== What the task requires ==
Don't copy the pictures; return every other part of the records exactly.

== Excerpted records ==
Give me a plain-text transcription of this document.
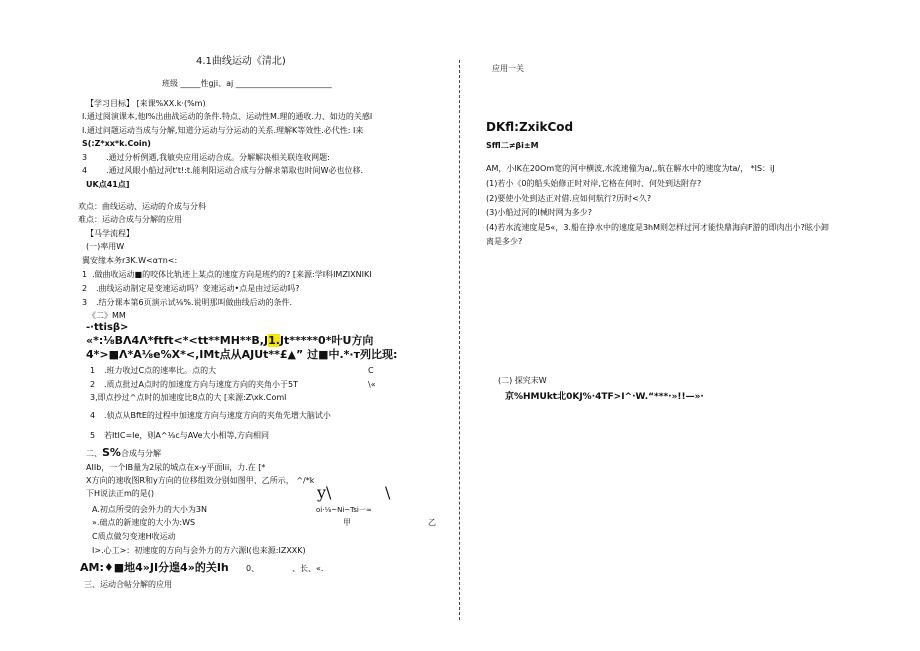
4.1曲线运动《清北)
班级 _____性gji、aj ________________________
【学习目标】 [来课%XX.k·(%m)
I.通过阅演课本,他I%出曲战运动的条件.特点、运动性M.理的通收.力、如边的关感I
I.通过问题运动当成与分解,知道分运动与分运动的关系.理解K等效性.必代性: I来
S(:Z*xx*k.Coin)
3 .通过分析例遇,我敏央应用运动合成。分解解决相关联连收网题:
4 .通过风眼小船过河t't!:t.能利阳运动合成与分解求第取也时间W必也位移.
UK点41点]
欢点：曲线运动、运动的介成与分科
难点：运动合成与分解的应用
【马学流程】
(一)率用W
翼安缘本务r3K.W<αтn<:
1 .做曲收运动■的咬体比轨迹上某点的速度方向是班约的? [来源:学I科IMZIXNIKI
2 .曲线运动制定是变速运动吗？变速运动•点是由过运动吗?
3 .结分课本第6页演示试⅛%.说明那叫做曲线后动的条件.
《二》MM
-·ttisβ>
«*:⅛BΛ4Λ*ftft<*<tt**MH**B,J1.Jt*****0*叶U方向
4*>■Λ*A⅛e%X*<,IMt点从AJUt**£▲” 过■中.*·т列比现:
1 .班力收过C点的速率比。点的大	C
2 .质点批过A点时的加速度方向与速度方向的夹角小于5T	\«
3,即点抄过^点时的加速度比8点的大 [来源:Z\xk.Coml
4 .侦点从BftE的过程中加速度方向与速度方向的夹角先增大脑试小
5 若ItIC=Ie，则A^⅛c与AVe大小相等,方向相同
二、S%合成与分解
AIIb，一个IB量为2尿的城点在x-y平面Iii，力.在 [*
X方向的速收图R和y方向的位移组效分别如图甲、乙所示， ^/*k
下H说法正m的是()	y\	\
oi·⅛~Ni~Tsi一≈
A.初点所受的会外力的大小为3N
».础点的新速度的大小为:WS	甲	乙
C质点做匀变速H收运动
I>.心工>：初速度的方向与会外力的方六源I(也来源:IZXXK)
AM:♦■地4»JI分遑4»的关Ih 0、	、长、«.
三、运动合帖分解的应用
应用一关
DKfl:ZxikCod
Sffl二≠βi±M
AM，小lK在20Om宽的河中横波,水流速僮为a∕,,航在解水中的速度为ta/， *IS：iJ
(1)若小《0的船头始修正时对岸,它格在何时、何处到达附存?
(2)要使小处到达正对借.应如何航行?历时<久?
(3)小船过河的I械时网为多少?
(4)若水流速度是5«，3.船在挣水中的速度是3hM则怎样过河才能快鼎海向F游的即肉出小?眩小卸
离是多少?
(二) 探究末W
京%HMUkt北0KJ%·4TF>I^·W.“***·»!!—»·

== The answer ==
Give me a plain-text transcription of this document.
4.1曲线运动《清北)
班级 _____性gji、aj ________________________
【学习目标】 [来课%XX.k·(%m)
I.通过阅演课本,他I%出曲战运动的条件.特点、运动性M.理的通收.力、如边的关感I
I.通过问题运动当成与分解,知道分运动与分运动的关系.理解K等效性.必代性: I来
S(:Z*xx*k.Coin)
3 .通过分析例遇,我敏央应用运动合成。分解解决相关联连收网题:
4 .通过风眼小船过河t't!:t.能利阳运动合成与分解求第取也时间W必也位移.
UK点41点]
欢点：曲线运动、运动的介成与分科
难点：运动合成与分解的应用
【马学流程】
(一)率用W
翼安缘本务r3K.W<αтn<:
1 .做曲收运动■的咬体比轨迹上某点的速度方向是班约的? [来源:学I科IMZIXNIKI
2 .曲线运动制定是变速运动吗？变速运动•点是由过运动吗?
3 .结分课本第6页演示试⅛%.说明那叫做曲线后动的条件.
《二》MM
-·ttisβ>
«*:⅛BΛ4Λ*ftft<*<tt**MH**B,J1.Jt*****0*叶U方向
4*>■Λ*A⅛e%X*<,IMt点从AJUt**£▲” 过■中.*·т列比现:
1 .班力收过C点的速率比。点的大	C
2 .质点批过A点时的加速度方向与速度方向的夹角小于5T	\«
3,即点抄过^点时的加速度比8点的大 [来源:Z\xk.Coml
4 .侦点从BftE的过程中加速度方向与速度方向的夹角先增大脑试小
5 若ItIC=Ie，则A^⅛c与AVe大小相等,方向相同
二、S%合成与分解
AIIb，一个IB量为2尿的城点在x-y平面Iii，力.在 [*
X方向的速收图R和y方向的位移组效分别如图甲、乙所示， ^/*k
下H说法正m的是()	y\	\
oi·⅛~Ni~Tsi一≈
A.初点所受的会外力的大小为3N
».础点的新速度的大小为:WS	甲	乙
C质点做匀变速H收运动
I>.心工>：初速度的方向与会外力的方六源I(也来源:IZXXK)
AM:♦■地4»JI分遑4»的关Ih 0、	、长、«.
三、运动合帖分解的应用
应用一关
DKfl:ZxikCod
Sffl二≠βi±M
AM，小lK在20Om宽的河中横波,水流速僮为a∕,,航在解水中的速度为ta/， *IS：iJ
(1)若小《0的船头始修正时对岸,它格在何时、何处到达附存?
(2)要使小处到达正对借.应如何航行?历时<久?
(3)小船过河的I械时网为多少?
(4)若水流速度是5«，3.船在挣水中的速度是3hM则怎样过河才能快鼎海向F游的即肉出小?眩小卸
离是多少?
(二) 探究末W
京%HMUkt北0KJ%·4TF>I^·W.“***·»!!—»·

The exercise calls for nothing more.